_Task requirements_:
In the listing below, find every line containing "people" and copy it out.

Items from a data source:
** begin **

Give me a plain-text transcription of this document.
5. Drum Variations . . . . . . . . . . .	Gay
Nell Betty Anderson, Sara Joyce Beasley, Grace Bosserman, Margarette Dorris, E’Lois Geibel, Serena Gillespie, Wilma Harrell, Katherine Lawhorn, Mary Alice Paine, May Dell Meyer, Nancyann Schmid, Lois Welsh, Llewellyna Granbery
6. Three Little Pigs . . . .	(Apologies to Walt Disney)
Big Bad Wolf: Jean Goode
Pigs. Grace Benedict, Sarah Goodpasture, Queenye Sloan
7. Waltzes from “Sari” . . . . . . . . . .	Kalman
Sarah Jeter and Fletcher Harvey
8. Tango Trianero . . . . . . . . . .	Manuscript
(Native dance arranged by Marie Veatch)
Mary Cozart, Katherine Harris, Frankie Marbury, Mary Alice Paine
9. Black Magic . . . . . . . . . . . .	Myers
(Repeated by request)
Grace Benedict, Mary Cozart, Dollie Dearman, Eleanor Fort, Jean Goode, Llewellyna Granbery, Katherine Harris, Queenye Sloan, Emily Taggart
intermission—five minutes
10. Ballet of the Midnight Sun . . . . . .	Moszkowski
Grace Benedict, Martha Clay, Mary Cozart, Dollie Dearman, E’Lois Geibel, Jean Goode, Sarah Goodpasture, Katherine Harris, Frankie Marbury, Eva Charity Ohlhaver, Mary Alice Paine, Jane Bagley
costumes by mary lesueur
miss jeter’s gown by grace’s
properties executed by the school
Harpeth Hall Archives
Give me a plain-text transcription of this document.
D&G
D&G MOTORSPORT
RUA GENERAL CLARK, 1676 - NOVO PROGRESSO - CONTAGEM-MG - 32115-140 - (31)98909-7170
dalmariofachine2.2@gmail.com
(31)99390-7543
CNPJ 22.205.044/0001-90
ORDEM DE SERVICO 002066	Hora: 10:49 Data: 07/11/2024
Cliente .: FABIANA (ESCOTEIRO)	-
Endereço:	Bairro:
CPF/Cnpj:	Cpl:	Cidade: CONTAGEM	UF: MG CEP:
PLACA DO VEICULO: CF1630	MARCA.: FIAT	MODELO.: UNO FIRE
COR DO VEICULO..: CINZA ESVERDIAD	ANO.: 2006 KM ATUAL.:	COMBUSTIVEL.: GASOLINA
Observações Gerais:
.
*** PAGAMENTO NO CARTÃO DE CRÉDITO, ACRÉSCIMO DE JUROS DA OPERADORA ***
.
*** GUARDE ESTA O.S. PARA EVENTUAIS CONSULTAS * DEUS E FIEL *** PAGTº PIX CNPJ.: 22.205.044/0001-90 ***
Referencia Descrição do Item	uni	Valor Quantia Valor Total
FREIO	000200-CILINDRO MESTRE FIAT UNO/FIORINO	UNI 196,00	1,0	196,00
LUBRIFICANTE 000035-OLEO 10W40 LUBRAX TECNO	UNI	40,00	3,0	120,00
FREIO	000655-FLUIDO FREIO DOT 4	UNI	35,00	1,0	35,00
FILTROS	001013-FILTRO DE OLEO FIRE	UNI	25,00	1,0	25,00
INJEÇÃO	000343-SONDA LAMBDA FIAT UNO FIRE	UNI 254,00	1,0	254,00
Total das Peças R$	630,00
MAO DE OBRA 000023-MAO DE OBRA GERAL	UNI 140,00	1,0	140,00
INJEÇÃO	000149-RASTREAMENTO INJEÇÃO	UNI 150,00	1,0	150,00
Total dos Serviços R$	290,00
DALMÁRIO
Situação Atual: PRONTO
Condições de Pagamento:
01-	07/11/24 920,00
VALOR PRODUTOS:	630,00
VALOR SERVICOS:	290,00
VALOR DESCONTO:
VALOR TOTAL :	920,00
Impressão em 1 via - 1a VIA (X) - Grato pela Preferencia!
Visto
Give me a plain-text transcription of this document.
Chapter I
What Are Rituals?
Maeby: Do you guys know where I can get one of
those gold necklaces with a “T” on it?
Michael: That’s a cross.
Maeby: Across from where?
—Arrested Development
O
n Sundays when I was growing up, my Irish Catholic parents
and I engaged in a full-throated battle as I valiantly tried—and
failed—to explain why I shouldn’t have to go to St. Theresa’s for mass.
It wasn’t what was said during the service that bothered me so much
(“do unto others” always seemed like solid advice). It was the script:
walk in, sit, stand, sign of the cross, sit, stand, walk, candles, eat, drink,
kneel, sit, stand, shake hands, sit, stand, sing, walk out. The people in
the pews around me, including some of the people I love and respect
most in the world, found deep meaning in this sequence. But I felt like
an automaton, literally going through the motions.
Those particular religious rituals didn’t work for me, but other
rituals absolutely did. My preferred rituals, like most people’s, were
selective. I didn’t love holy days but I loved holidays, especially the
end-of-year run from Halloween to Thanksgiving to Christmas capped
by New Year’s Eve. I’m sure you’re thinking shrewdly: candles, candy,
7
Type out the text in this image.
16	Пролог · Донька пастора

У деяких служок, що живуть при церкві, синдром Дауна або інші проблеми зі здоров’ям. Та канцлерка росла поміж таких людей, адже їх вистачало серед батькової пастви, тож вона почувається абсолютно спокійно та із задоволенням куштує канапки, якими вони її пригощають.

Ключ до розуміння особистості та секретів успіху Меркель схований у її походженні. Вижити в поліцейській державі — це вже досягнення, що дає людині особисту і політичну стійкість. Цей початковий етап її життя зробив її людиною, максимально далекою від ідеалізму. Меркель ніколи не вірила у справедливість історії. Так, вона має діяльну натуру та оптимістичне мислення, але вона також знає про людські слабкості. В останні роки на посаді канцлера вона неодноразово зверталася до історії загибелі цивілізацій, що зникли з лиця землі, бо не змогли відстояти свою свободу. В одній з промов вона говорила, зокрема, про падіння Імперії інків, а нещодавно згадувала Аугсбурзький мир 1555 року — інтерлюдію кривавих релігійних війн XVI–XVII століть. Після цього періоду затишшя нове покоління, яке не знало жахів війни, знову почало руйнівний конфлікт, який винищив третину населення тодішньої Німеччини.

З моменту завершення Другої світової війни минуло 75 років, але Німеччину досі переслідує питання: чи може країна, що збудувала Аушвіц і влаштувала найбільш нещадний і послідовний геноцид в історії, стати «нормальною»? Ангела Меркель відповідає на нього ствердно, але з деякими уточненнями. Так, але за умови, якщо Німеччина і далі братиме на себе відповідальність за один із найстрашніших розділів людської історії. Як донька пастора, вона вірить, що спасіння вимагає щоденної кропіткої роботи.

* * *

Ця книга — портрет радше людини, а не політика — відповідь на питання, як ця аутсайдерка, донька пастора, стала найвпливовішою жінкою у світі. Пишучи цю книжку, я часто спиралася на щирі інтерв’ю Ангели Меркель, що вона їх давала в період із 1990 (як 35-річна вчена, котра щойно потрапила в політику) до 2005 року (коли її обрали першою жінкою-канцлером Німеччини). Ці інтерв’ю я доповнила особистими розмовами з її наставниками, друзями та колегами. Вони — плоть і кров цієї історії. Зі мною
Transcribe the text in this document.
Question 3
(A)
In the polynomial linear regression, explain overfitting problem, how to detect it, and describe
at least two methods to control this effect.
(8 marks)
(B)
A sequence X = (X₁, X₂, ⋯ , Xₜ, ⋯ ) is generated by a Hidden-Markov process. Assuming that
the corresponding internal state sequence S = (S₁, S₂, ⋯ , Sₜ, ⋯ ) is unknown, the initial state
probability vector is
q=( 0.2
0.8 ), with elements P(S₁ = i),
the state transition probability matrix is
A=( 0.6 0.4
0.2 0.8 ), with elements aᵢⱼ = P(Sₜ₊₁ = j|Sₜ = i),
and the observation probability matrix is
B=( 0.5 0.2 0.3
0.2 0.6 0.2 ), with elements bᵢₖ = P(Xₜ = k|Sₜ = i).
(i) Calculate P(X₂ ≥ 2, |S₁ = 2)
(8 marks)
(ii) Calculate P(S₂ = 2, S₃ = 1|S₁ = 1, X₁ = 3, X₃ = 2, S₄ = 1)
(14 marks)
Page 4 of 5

** end **

_Solution below_:
kneel, sit, stand, shake hands, sit, stand, sing, walk out. The people in
the pews around me, including some of the people I love and respect
rituals absolutely did. My preferred rituals, like most people’s, were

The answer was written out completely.